* **EXERCISE INSTRUCTIONS**: For every line in the records that has the word "this", make a copy.

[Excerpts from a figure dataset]

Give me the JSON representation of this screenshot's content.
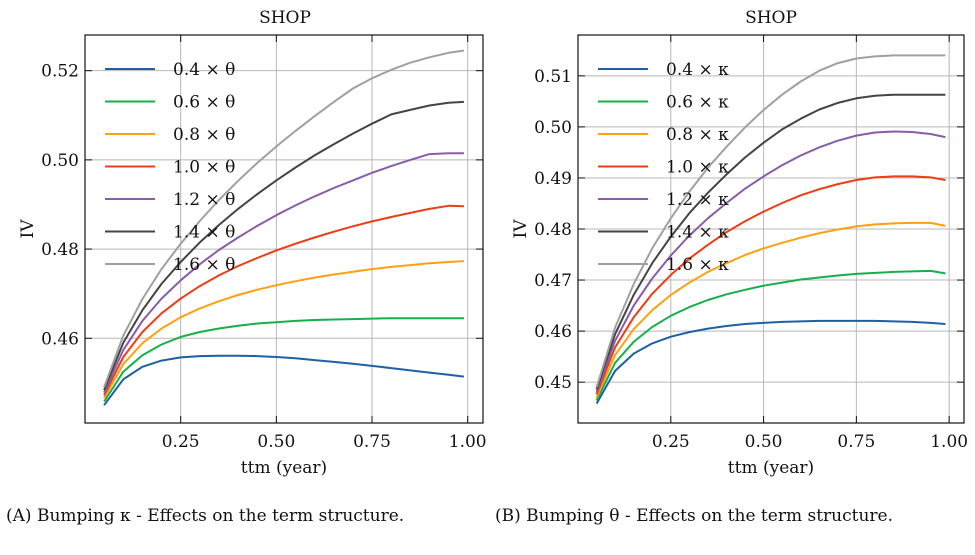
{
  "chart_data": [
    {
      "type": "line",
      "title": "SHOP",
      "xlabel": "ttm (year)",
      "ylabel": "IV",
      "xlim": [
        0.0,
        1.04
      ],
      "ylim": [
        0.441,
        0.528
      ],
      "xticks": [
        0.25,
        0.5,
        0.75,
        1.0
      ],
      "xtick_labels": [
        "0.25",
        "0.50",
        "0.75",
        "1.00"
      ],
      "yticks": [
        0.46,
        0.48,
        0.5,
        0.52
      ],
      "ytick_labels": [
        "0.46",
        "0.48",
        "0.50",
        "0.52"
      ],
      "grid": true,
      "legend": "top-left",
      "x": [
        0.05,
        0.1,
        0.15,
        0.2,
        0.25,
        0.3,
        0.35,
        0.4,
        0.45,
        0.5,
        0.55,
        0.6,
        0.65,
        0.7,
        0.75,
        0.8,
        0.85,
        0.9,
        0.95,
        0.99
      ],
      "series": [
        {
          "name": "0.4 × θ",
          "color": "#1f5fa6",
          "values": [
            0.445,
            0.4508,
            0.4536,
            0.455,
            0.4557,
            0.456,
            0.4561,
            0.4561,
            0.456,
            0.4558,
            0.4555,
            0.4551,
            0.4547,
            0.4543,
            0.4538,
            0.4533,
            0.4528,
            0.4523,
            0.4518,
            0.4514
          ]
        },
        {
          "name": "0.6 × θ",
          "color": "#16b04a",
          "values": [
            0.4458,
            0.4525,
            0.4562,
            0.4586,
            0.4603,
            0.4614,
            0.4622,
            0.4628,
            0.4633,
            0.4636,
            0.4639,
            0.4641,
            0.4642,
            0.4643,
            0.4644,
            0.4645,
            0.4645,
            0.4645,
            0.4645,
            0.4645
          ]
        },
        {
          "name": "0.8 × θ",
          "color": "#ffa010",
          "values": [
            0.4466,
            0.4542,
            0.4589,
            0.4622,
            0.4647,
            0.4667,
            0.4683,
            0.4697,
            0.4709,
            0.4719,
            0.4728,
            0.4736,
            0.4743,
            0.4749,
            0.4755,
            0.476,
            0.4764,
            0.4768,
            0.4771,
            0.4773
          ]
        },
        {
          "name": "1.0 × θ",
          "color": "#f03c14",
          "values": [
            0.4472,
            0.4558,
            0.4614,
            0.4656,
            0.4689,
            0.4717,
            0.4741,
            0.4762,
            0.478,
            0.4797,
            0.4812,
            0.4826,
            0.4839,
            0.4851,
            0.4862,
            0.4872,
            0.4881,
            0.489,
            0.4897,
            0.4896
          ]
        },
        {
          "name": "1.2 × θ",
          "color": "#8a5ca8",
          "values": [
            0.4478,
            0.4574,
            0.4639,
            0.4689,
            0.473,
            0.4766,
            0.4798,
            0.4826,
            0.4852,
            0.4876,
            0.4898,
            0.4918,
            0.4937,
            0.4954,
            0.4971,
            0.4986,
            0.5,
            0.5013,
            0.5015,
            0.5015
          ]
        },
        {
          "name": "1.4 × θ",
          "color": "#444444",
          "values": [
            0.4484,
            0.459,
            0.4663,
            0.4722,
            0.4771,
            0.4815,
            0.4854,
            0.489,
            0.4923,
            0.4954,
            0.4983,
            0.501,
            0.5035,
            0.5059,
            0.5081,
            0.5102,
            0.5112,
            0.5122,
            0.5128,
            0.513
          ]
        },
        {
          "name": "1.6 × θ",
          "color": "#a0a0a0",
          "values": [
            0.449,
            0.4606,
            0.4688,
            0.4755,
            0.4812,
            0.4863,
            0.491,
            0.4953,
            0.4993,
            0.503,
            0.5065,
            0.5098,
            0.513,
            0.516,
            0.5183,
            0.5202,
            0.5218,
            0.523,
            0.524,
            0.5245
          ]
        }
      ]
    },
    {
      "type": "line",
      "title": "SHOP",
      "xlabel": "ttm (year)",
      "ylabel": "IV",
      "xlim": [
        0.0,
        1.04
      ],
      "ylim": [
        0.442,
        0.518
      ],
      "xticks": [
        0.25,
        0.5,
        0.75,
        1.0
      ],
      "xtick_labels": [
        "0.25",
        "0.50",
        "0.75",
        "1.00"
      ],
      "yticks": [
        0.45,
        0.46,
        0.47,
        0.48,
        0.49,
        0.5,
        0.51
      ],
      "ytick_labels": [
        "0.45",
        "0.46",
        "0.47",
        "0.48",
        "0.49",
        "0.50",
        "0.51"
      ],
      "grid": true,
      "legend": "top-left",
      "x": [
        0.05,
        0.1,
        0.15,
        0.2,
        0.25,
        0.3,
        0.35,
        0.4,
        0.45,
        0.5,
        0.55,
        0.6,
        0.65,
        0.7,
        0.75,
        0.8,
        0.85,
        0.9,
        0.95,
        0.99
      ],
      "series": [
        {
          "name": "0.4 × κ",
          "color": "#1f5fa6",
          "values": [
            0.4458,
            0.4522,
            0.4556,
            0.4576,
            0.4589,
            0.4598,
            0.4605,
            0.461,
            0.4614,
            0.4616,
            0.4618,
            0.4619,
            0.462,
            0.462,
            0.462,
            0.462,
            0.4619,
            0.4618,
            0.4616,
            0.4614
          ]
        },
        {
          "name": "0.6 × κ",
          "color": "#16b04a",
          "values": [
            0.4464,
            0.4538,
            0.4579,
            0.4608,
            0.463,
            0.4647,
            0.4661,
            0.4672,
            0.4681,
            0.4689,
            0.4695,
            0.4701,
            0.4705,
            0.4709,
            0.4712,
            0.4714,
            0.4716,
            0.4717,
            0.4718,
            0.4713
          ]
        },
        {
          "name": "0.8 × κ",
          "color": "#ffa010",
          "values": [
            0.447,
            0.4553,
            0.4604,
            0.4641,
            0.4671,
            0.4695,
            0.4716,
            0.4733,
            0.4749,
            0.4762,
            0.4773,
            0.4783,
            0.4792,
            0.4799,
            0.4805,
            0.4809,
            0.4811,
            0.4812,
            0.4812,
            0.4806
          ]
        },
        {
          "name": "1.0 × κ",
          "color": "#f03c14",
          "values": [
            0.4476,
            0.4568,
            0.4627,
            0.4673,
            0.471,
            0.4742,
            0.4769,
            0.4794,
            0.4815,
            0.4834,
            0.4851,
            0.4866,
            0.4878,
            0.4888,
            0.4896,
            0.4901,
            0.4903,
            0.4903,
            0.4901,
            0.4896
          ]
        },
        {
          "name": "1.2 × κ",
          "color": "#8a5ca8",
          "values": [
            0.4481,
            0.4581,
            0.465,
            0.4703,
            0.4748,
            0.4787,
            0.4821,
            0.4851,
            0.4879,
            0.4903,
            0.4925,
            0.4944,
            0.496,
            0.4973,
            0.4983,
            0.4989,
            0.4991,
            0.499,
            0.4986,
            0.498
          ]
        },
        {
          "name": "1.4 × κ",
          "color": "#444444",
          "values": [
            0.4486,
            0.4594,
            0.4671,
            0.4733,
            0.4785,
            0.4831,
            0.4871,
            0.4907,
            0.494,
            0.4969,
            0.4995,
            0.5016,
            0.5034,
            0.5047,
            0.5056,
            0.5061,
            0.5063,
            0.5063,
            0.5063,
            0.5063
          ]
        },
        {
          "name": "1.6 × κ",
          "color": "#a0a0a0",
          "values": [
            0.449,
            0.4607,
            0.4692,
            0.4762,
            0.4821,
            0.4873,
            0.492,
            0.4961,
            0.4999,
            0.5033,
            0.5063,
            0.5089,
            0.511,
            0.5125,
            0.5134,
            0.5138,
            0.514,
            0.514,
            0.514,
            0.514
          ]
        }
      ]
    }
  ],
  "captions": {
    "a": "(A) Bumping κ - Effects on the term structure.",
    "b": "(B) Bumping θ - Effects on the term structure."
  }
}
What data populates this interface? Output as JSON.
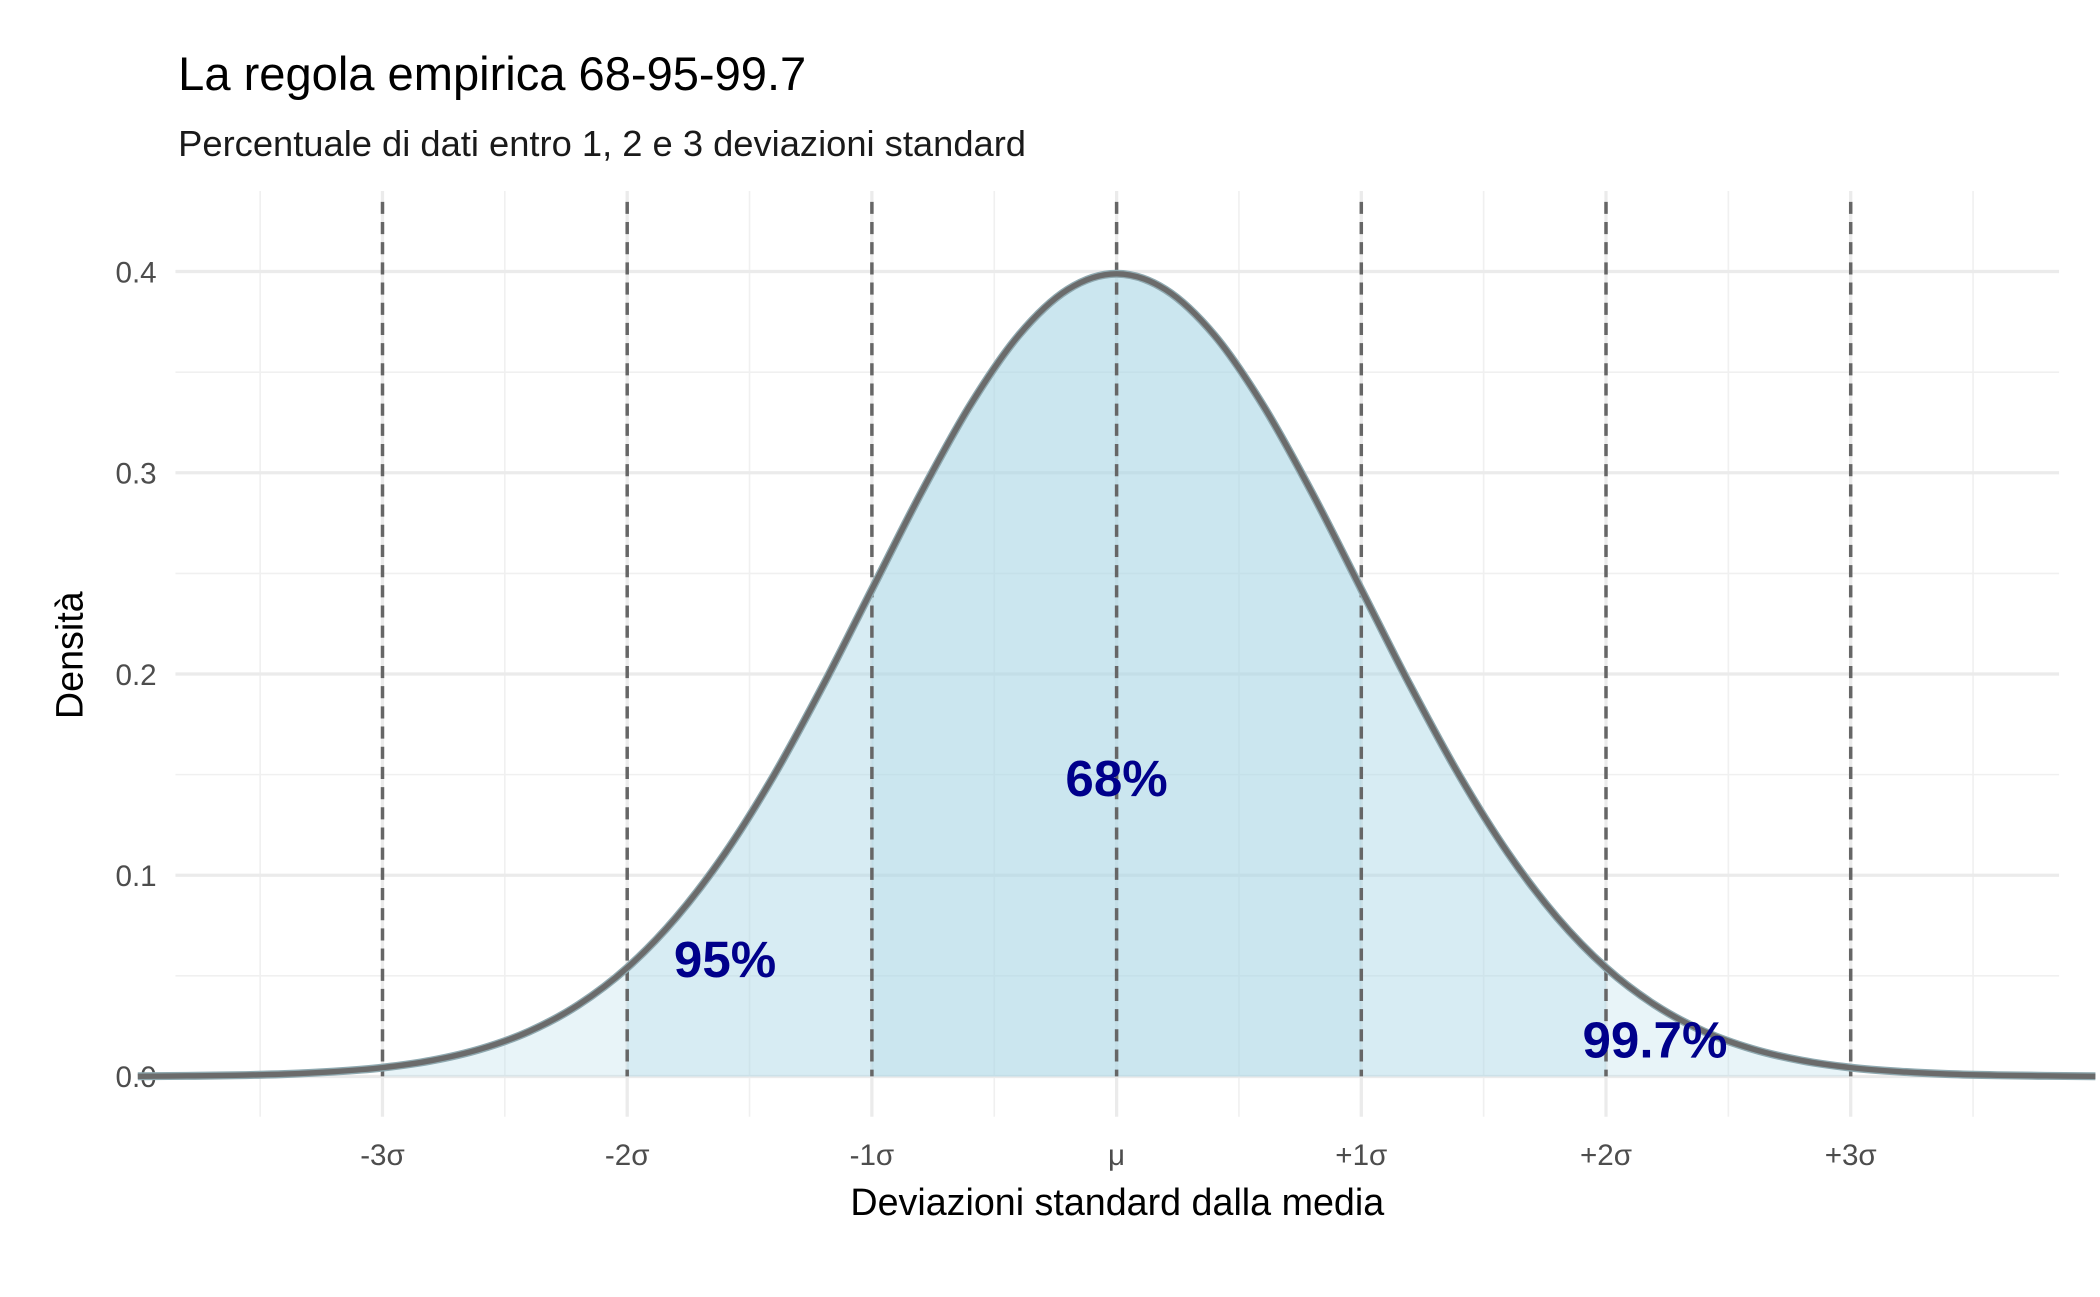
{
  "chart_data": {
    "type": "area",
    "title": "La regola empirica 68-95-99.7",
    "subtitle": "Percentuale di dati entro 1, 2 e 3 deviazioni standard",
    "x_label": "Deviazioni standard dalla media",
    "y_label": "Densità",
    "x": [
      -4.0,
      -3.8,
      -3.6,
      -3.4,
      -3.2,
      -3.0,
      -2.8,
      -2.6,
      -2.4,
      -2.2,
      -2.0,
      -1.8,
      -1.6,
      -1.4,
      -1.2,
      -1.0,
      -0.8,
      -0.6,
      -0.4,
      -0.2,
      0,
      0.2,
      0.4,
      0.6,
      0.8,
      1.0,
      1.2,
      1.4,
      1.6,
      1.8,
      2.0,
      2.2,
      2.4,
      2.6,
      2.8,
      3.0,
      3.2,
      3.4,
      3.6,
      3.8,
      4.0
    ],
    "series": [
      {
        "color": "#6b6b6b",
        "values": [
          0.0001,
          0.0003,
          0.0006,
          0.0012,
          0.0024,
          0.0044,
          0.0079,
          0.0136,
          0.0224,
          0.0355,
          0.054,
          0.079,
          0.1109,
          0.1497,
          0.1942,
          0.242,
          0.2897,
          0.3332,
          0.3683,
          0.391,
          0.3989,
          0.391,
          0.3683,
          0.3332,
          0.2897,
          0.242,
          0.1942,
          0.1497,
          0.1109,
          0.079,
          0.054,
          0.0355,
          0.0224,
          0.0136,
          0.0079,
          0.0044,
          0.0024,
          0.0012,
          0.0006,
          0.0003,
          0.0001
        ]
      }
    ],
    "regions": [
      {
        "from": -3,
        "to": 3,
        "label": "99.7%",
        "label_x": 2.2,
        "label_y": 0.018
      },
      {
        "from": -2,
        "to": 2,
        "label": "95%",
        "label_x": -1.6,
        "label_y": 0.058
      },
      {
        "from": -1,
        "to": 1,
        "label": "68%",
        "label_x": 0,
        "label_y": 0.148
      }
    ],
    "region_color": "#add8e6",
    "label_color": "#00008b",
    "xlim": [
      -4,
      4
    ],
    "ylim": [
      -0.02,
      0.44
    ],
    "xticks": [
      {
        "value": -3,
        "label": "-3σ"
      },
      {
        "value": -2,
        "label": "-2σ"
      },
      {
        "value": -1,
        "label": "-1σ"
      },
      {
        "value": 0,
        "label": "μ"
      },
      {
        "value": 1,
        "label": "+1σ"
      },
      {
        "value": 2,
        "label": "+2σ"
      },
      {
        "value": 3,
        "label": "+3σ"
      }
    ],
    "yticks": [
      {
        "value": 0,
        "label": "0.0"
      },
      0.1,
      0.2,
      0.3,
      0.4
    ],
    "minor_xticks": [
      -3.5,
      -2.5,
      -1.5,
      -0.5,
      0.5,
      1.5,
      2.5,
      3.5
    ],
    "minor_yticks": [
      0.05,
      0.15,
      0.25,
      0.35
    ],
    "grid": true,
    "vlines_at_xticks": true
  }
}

* **CORRECT RESULT**:
Give me the JSON representation of this screenshot's content.
What data populates this interface? Output as JSON.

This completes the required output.